__Problem description__
Return all of the lines below exactly as they are.
[Begin Data for this task]
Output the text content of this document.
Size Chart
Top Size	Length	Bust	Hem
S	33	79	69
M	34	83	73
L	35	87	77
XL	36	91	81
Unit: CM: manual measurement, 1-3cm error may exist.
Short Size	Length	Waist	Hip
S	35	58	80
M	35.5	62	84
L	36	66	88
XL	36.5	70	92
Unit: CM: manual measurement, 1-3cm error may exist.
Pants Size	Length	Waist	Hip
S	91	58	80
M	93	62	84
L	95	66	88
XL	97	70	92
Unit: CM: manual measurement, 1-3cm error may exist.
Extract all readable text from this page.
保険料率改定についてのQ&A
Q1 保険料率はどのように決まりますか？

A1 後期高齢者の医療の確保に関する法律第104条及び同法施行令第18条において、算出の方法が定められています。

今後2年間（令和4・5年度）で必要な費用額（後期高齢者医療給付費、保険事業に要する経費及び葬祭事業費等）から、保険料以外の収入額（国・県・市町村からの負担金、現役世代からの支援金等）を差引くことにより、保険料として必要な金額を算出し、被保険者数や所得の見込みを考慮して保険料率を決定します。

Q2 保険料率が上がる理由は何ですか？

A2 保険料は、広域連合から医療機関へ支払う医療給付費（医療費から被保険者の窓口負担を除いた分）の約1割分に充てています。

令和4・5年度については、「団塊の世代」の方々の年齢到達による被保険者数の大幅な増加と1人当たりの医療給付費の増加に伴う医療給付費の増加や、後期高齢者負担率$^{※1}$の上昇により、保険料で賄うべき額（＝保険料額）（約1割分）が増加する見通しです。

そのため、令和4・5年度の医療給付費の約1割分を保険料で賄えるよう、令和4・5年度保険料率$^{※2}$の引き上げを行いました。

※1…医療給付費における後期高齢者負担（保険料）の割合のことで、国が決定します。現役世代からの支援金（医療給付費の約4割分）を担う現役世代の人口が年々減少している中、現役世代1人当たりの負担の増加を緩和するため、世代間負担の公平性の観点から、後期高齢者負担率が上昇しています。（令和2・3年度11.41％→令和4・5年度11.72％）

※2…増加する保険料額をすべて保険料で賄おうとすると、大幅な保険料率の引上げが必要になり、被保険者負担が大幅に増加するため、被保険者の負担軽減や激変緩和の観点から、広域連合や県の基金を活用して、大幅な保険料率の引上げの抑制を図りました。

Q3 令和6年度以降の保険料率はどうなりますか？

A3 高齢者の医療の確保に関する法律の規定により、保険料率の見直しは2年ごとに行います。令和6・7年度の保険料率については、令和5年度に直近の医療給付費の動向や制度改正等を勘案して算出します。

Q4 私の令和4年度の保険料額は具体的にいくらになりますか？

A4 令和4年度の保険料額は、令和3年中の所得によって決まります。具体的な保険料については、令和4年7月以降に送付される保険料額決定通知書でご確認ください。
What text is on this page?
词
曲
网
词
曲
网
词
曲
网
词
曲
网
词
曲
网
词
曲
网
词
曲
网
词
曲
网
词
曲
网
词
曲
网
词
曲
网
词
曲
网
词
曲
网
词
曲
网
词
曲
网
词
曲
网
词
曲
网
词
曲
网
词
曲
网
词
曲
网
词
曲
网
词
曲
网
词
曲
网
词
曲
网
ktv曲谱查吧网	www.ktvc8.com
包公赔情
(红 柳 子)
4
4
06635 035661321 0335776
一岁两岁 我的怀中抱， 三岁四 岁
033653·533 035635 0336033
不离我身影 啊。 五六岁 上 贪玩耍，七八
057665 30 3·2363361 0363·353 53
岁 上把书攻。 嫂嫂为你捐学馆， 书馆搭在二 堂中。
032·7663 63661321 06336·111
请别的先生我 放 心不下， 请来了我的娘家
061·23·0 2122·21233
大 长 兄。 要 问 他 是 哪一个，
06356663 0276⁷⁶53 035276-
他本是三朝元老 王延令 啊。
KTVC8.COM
[End Data for this task]
__Expected answer__
Output the text content of this document.
Size Chart
Top Size	Length	Bust	Hem
S	33	79	69
M	34	83	73
L	35	87	77
XL	36	91	81
Unit: CM: manual measurement, 1-3cm error may exist.
Short Size	Length	Waist	Hip
S	35	58	80
M	35.5	62	84
L	36	66	88
XL	36.5	70	92
Unit: CM: manual measurement, 1-3cm error may exist.
Pants Size	Length	Waist	Hip
S	91	58	80
M	93	62	84
L	95	66	88
XL	97	70	92
Unit: CM: manual measurement, 1-3cm error may exist.
Extract all readable text from this page.
保険料率改定についてのQ&A
Q1 保険料率はどのように決まりますか？

A1 後期高齢者の医療の確保に関する法律第104条及び同法施行令第18条において、算出の方法が定められています。

今後2年間（令和4・5年度）で必要な費用額（後期高齢者医療給付費、保険事業に要する経費及び葬祭事業費等）から、保険料以外の収入額（国・県・市町村からの負担金、現役世代からの支援金等）を差引くことにより、保険料として必要な金額を算出し、被保険者数や所得の見込みを考慮して保険料率を決定します。

Q2 保険料率が上がる理由は何ですか？

A2 保険料は、広域連合から医療機関へ支払う医療給付費（医療費から被保険者の窓口負担を除いた分）の約1割分に充てています。

令和4・5年度については、「団塊の世代」の方々の年齢到達による被保険者数の大幅な増加と1人当たりの医療給付費の増加に伴う医療給付費の増加や、後期高齢者負担率$^{※1}$の上昇により、保険料で賄うべき額（＝保険料額）（約1割分）が増加する見通しです。

そのため、令和4・5年度の医療給付費の約1割分を保険料で賄えるよう、令和4・5年度保険料率$^{※2}$の引き上げを行いました。

※1…医療給付費における後期高齢者負担（保険料）の割合のことで、国が決定します。現役世代からの支援金（医療給付費の約4割分）を担う現役世代の人口が年々減少している中、現役世代1人当たりの負担の増加を緩和するため、世代間負担の公平性の観点から、後期高齢者負担率が上昇しています。（令和2・3年度11.41％→令和4・5年度11.72％）

※2…増加する保険料額をすべて保険料で賄おうとすると、大幅な保険料率の引上げが必要になり、被保険者負担が大幅に増加するため、被保険者の負担軽減や激変緩和の観点から、広域連合や県の基金を活用して、大幅な保険料率の引上げの抑制を図りました。

Q3 令和6年度以降の保険料率はどうなりますか？

A3 高齢者の医療の確保に関する法律の規定により、保険料率の見直しは2年ごとに行います。令和6・7年度の保険料率については、令和5年度に直近の医療給付費の動向や制度改正等を勘案して算出します。

Q4 私の令和4年度の保険料額は具体的にいくらになりますか？

A4 令和4年度の保険料額は、令和3年中の所得によって決まります。具体的な保険料については、令和4年7月以降に送付される保険料額決定通知書でご確認ください。
What text is on this page?
词
曲
网
词
曲
网
词
曲
网
词
曲
网
词
曲
网
词
曲
网
词
曲
网
词
曲
网
词
曲
网
词
曲
网
词
曲
网
词
曲
网
词
曲
网
词
曲
网
词
曲
网
词
曲
网
词
曲
网
词
曲
网
词
曲
网
词
曲
网
词
曲
网
词
曲
网
词
曲
网
词
曲
网
ktv曲谱查吧网	www.ktvc8.com
包公赔情
(红 柳 子)
4
4
06635 035661321 0335776
一岁两岁 我的怀中抱， 三岁四 岁
033653·533 035635 0336033
不离我身影 啊。 五六岁 上 贪玩耍，七八
057665 30 3·2363361 0363·353 53
岁 上把书攻。 嫂嫂为你捐学馆， 书馆搭在二 堂中。
032·7663 63661321 06336·111
请别的先生我 放 心不下， 请来了我的娘家
061·23·0 2122·21233
大 长 兄。 要 问 他 是 哪一个，
06356663 0276⁷⁶53 035276-
他本是三朝元老 王延令 啊。
KTVC8.COM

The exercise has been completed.